● AIM OF THE TASK: A line counts if it contains the word "arrow" at least once. State how many such lines the records contain, giving the number alone.

Records from a data source:
○ ○ ○

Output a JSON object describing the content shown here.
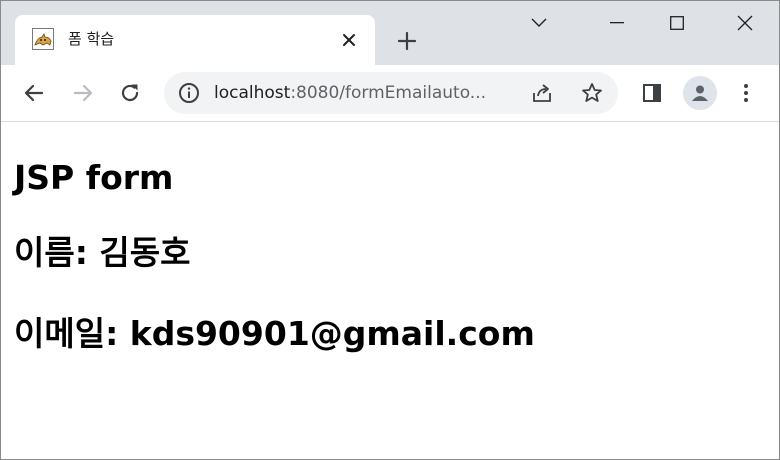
{
  "browser": {
    "tab": {
      "title": "폼 학습"
    },
    "address_bar": {
      "host": "localhost",
      "path": ":8080/formEmailauto..."
    }
  },
  "page": {
    "heading": "JSP form",
    "name_line": "이름: 김동호",
    "email_line": "이메일: kds90901@gmail.com"
  },
  "icons": {
    "favicon": "tomcat-favicon-icon",
    "tab_close": "close-icon",
    "new_tab": "plus-icon",
    "back": "arrow-left-icon",
    "forward": "arrow-right-icon",
    "reload": "reload-icon",
    "site_info": "info-icon",
    "share": "share-icon",
    "bookmark": "star-icon",
    "side_panel": "side-panel-icon",
    "profile": "profile-icon",
    "menu": "kebab-menu-icon"
  },
  "colors": {
    "tab_strip": "#dee1e6",
    "omnibox": "#f1f3f4",
    "icon": "#5f6368",
    "text": "#000000"
  }
}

○ ○ ○

● COMPLETED TASK: 2